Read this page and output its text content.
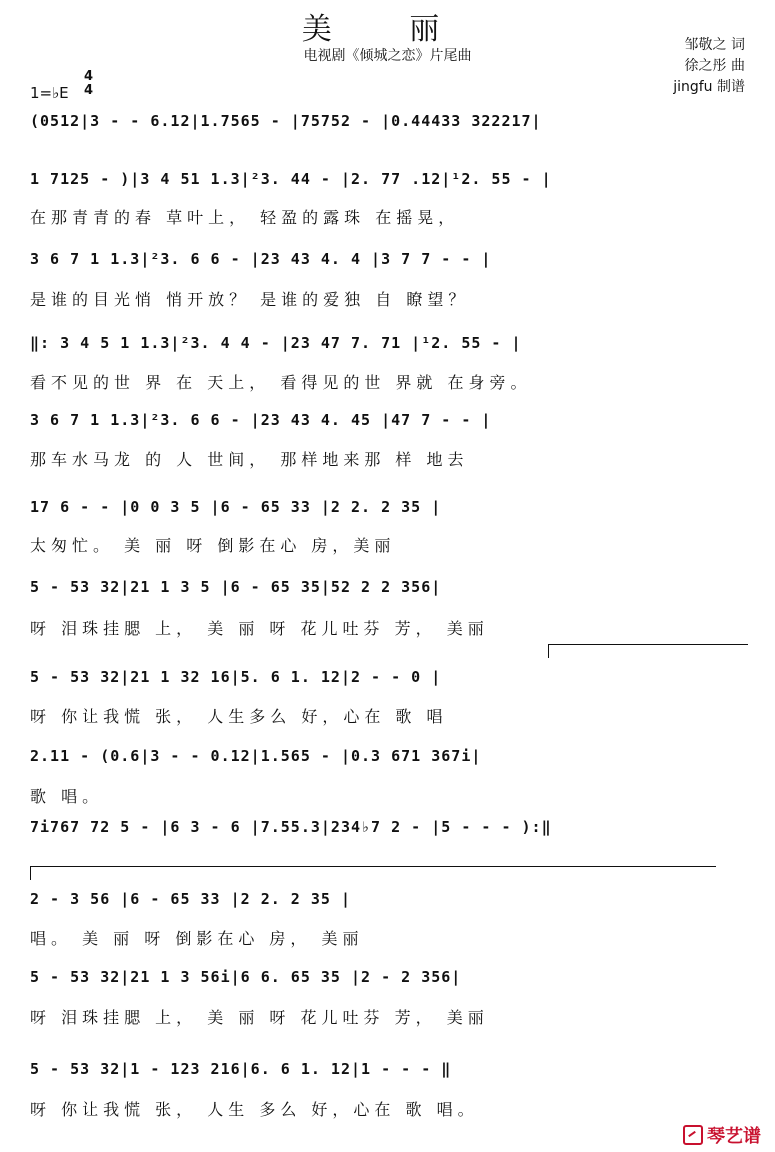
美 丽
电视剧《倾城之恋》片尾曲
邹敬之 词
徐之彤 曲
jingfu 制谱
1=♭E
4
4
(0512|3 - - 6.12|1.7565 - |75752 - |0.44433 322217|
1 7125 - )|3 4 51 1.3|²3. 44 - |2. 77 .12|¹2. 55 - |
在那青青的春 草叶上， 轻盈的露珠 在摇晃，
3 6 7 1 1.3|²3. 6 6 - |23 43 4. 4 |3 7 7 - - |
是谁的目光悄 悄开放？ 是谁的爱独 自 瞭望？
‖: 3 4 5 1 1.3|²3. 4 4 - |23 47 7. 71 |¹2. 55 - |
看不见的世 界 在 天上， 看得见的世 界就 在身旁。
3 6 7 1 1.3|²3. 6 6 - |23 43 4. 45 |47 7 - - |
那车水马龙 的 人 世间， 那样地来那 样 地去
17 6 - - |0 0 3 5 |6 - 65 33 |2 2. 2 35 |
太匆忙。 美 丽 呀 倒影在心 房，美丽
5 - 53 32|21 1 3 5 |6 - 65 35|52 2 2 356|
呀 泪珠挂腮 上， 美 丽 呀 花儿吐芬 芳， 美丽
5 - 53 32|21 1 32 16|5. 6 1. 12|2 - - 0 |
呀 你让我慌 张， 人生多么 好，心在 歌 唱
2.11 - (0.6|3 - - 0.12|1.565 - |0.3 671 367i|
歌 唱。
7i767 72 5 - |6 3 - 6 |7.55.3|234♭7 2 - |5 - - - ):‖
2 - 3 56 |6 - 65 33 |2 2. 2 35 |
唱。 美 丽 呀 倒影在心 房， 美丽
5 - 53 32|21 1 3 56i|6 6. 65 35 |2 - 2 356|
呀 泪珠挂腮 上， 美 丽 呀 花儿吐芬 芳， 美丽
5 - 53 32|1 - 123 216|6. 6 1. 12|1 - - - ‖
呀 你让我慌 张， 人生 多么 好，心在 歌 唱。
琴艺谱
_ _ _
Short task: From the records above, work out how many lines contain the string "你让我慌". Give only the number.

Task response: 2